::: Dataset entries

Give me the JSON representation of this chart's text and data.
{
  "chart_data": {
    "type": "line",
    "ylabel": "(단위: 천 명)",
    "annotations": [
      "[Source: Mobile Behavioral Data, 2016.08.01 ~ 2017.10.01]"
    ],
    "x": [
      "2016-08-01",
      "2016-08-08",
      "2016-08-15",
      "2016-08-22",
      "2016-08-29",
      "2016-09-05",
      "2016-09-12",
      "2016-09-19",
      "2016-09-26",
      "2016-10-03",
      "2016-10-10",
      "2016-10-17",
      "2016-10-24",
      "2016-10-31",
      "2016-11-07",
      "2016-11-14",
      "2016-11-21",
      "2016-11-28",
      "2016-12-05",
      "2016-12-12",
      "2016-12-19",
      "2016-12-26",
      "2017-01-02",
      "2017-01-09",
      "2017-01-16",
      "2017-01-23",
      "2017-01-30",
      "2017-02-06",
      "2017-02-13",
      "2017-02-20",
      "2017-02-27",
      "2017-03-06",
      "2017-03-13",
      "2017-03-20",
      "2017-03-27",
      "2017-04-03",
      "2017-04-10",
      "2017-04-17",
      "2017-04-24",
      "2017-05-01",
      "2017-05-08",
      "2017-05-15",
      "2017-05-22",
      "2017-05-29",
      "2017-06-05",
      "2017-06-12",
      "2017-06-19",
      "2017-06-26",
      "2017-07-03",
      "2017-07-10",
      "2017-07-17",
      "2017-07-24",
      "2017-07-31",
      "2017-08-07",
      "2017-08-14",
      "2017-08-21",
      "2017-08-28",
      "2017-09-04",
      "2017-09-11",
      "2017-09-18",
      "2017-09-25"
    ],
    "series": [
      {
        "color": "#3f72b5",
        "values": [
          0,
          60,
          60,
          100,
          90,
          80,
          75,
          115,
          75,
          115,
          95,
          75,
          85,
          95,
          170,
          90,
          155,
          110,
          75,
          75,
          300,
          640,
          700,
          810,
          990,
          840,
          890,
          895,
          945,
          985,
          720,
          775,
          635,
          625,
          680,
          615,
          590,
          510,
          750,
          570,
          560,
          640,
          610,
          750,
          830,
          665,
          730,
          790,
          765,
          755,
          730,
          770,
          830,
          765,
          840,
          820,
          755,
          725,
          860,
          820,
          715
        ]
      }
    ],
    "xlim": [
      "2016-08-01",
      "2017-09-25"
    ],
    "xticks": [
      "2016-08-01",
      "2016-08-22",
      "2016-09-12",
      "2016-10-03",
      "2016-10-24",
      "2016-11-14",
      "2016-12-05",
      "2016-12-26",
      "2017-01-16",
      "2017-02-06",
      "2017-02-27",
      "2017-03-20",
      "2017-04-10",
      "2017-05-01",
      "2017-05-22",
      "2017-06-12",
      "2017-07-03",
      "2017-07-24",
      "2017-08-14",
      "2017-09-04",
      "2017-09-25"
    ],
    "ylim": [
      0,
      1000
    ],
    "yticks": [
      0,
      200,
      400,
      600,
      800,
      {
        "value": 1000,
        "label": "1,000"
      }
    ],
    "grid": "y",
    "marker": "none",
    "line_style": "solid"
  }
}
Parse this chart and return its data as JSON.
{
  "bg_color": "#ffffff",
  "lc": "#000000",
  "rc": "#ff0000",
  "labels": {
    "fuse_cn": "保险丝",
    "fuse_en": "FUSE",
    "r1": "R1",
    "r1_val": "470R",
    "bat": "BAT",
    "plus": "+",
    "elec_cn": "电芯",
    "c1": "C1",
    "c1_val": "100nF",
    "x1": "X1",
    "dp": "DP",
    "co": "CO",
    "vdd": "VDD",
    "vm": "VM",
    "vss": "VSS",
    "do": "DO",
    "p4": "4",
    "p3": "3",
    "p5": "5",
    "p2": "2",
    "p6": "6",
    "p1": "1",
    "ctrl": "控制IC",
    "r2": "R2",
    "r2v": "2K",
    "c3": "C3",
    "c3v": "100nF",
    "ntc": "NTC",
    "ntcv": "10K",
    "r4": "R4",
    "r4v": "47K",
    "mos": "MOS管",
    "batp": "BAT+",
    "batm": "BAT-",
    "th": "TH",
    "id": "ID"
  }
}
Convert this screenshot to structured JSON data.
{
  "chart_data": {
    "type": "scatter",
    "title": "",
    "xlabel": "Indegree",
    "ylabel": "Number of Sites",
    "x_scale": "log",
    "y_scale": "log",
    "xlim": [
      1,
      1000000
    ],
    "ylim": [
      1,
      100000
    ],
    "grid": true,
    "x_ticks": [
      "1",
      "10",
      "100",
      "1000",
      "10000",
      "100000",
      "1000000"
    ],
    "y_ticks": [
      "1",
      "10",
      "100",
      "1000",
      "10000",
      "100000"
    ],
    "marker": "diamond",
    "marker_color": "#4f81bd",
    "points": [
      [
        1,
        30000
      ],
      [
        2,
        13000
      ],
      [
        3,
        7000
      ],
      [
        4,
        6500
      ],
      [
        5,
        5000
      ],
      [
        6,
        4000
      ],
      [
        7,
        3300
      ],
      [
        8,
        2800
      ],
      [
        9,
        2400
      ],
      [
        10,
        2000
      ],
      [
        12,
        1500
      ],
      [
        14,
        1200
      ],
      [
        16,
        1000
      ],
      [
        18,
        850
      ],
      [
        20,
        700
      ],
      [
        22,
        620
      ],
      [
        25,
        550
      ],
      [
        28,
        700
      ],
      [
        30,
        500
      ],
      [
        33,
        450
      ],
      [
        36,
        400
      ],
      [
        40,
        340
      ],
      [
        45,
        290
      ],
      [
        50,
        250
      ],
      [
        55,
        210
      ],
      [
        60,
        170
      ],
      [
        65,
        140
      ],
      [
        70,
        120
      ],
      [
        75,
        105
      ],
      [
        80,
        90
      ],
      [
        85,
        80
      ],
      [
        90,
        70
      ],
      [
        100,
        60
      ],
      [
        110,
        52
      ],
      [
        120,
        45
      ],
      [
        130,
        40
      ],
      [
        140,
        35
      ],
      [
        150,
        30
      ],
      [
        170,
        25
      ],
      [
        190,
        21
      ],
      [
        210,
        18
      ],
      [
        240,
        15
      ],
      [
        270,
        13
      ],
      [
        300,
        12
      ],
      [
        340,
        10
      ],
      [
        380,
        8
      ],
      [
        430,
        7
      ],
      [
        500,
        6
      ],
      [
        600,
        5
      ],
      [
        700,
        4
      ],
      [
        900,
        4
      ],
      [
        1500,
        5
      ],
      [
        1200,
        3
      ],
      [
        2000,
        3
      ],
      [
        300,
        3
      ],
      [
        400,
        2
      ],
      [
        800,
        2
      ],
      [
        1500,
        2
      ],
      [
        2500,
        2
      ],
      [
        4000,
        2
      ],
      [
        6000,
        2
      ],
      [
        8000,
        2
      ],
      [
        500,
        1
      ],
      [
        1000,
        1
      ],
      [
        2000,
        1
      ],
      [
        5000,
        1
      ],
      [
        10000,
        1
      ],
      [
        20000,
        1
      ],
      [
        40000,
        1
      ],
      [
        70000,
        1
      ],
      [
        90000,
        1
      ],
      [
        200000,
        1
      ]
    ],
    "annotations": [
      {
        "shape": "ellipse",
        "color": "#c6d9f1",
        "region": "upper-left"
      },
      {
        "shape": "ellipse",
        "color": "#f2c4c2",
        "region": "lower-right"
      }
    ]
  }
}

::::::

*Instruction:*
Write out all the records above again, exactly as they stand.

*Written reply:*
Give me the JSON representation of this chart's text and data.
{
  "chart_data": {
    "type": "line",
    "ylabel": "(단위: 천 명)",
    "annotations": [
      "[Source: Mobile Behavioral Data, 2016.08.01 ~ 2017.10.01]"
    ],
    "x": [
      "2016-08-01",
      "2016-08-08",
      "2016-08-15",
      "2016-08-22",
      "2016-08-29",
      "2016-09-05",
      "2016-09-12",
      "2016-09-19",
      "2016-09-26",
      "2016-10-03",
      "2016-10-10",
      "2016-10-17",
      "2016-10-24",
      "2016-10-31",
      "2016-11-07",
      "2016-11-14",
      "2016-11-21",
      "2016-11-28",
      "2016-12-05",
      "2016-12-12",
      "2016-12-19",
      "2016-12-26",
      "2017-01-02",
      "2017-01-09",
      "2017-01-16",
      "2017-01-23",
      "2017-01-30",
      "2017-02-06",
      "2017-02-13",
      "2017-02-20",
      "2017-02-27",
      "2017-03-06",
      "2017-03-13",
      "2017-03-20",
      "2017-03-27",
      "2017-04-03",
      "2017-04-10",
      "2017-04-17",
      "2017-04-24",
      "2017-05-01",
      "2017-05-08",
      "2017-05-15",
      "2017-05-22",
      "2017-05-29",
      "2017-06-05",
      "2017-06-12",
      "2017-06-19",
      "2017-06-26",
      "2017-07-03",
      "2017-07-10",
      "2017-07-17",
      "2017-07-24",
      "2017-07-31",
      "2017-08-07",
      "2017-08-14",
      "2017-08-21",
      "2017-08-28",
      "2017-09-04",
      "2017-09-11",
      "2017-09-18",
      "2017-09-25"
    ],
    "series": [
      {
        "color": "#3f72b5",
        "values": [
          0,
          60,
          60,
          100,
          90,
          80,
          75,
          115,
          75,
          115,
          95,
          75,
          85,
          95,
          170,
          90,
          155,
          110,
          75,
          75,
          300,
          640,
          700,
          810,
          990,
          840,
          890,
          895,
          945,
          985,
          720,
          775,
          635,
          625,
          680,
          615,
          590,
          510,
          750,
          570,
          560,
          640,
          610,
          750,
          830,
          665,
          730,
          790,
          765,
          755,
          730,
          770,
          830,
          765,
          840,
          820,
          755,
          725,
          860,
          820,
          715
        ]
      }
    ],
    "xlim": [
      "2016-08-01",
      "2017-09-25"
    ],
    "xticks": [
      "2016-08-01",
      "2016-08-22",
      "2016-09-12",
      "2016-10-03",
      "2016-10-24",
      "2016-11-14",
      "2016-12-05",
      "2016-12-26",
      "2017-01-16",
      "2017-02-06",
      "2017-02-27",
      "2017-03-20",
      "2017-04-10",
      "2017-05-01",
      "2017-05-22",
      "2017-06-12",
      "2017-07-03",
      "2017-07-24",
      "2017-08-14",
      "2017-09-04",
      "2017-09-25"
    ],
    "ylim": [
      0,
      1000
    ],
    "yticks": [
      0,
      200,
      400,
      600,
      800,
      {
        "value": 1000,
        "label": "1,000"
      }
    ],
    "grid": "y",
    "marker": "none",
    "line_style": "solid"
  }
}
Parse this chart and return its data as JSON.
{
  "bg_color": "#ffffff",
  "lc": "#000000",
  "rc": "#ff0000",
  "labels": {
    "fuse_cn": "保险丝",
    "fuse_en": "FUSE",
    "r1": "R1",
    "r1_val": "470R",
    "bat": "BAT",
    "plus": "+",
    "elec_cn": "电芯",
    "c1": "C1",
    "c1_val": "100nF",
    "x1": "X1",
    "dp": "DP",
    "co": "CO",
    "vdd": "VDD",
    "vm": "VM",
    "vss": "VSS",
    "do": "DO",
    "p4": "4",
    "p3": "3",
    "p5": "5",
    "p2": "2",
    "p6": "6",
    "p1": "1",
    "ctrl": "控制IC",
    "r2": "R2",
    "r2v": "2K",
    "c3": "C3",
    "c3v": "100nF",
    "ntc": "NTC",
    "ntcv": "10K",
    "r4": "R4",
    "r4v": "47K",
    "mos": "MOS管",
    "batp": "BAT+",
    "batm": "BAT-",
    "th": "TH",
    "id": "ID"
  }
}
Convert this screenshot to structured JSON data.
{
  "chart_data": {
    "type": "scatter",
    "title": "",
    "xlabel": "Indegree",
    "ylabel": "Number of Sites",
    "x_scale": "log",
    "y_scale": "log",
    "xlim": [
      1,
      1000000
    ],
    "ylim": [
      1,
      100000
    ],
    "grid": true,
    "x_ticks": [
      "1",
      "10",
      "100",
      "1000",
      "10000",
      "100000",
      "1000000"
    ],
    "y_ticks": [
      "1",
      "10",
      "100",
      "1000",
      "10000",
      "100000"
    ],
    "marker": "diamond",
    "marker_color": "#4f81bd",
    "points": [
      [
        1,
        30000
      ],
      [
        2,
        13000
      ],
      [
        3,
        7000
      ],
      [
        4,
        6500
      ],
      [
        5,
        5000
      ],
      [
        6,
        4000
      ],
      [
        7,
        3300
      ],
      [
        8,
        2800
      ],
      [
        9,
        2400
      ],
      [
        10,
        2000
      ],
      [
        12,
        1500
      ],
      [
        14,
        1200
      ],
      [
        16,
        1000
      ],
      [
        18,
        850
      ],
      [
        20,
        700
      ],
      [
        22,
        620
      ],
      [
        25,
        550
      ],
      [
        28,
        700
      ],
      [
        30,
        500
      ],
      [
        33,
        450
      ],
      [
        36,
        400
      ],
      [
        40,
        340
      ],
      [
        45,
        290
      ],
      [
        50,
        250
      ],
      [
        55,
        210
      ],
      [
        60,
        170
      ],
      [
        65,
        140
      ],
      [
        70,
        120
      ],
      [
        75,
        105
      ],
      [
        80,
        90
      ],
      [
        85,
        80
      ],
      [
        90,
        70
      ],
      [
        100,
        60
      ],
      [
        110,
        52
      ],
      [
        120,
        45
      ],
      [
        130,
        40
      ],
      [
        140,
        35
      ],
      [
        150,
        30
      ],
      [
        170,
        25
      ],
      [
        190,
        21
      ],
      [
        210,
        18
      ],
      [
        240,
        15
      ],
      [
        270,
        13
      ],
      [
        300,
        12
      ],
      [
        340,
        10
      ],
      [
        380,
        8
      ],
      [
        430,
        7
      ],
      [
        500,
        6
      ],
      [
        600,
        5
      ],
      [
        700,
        4
      ],
      [
        900,
        4
      ],
      [
        1500,
        5
      ],
      [
        1200,
        3
      ],
      [
        2000,
        3
      ],
      [
        300,
        3
      ],
      [
        400,
        2
      ],
      [
        800,
        2
      ],
      [
        1500,
        2
      ],
      [
        2500,
        2
      ],
      [
        4000,
        2
      ],
      [
        6000,
        2
      ],
      [
        8000,
        2
      ],
      [
        500,
        1
      ],
      [
        1000,
        1
      ],
      [
        2000,
        1
      ],
      [
        5000,
        1
      ],
      [
        10000,
        1
      ],
      [
        20000,
        1
      ],
      [
        40000,
        1
      ],
      [
        70000,
        1
      ],
      [
        90000,
        1
      ],
      [
        200000,
        1
      ]
    ],
    "annotations": [
      {
        "shape": "ellipse",
        "color": "#c6d9f1",
        "region": "upper-left"
      },
      {
        "shape": "ellipse",
        "color": "#f2c4c2",
        "region": "lower-right"
      }
    ]
  }
}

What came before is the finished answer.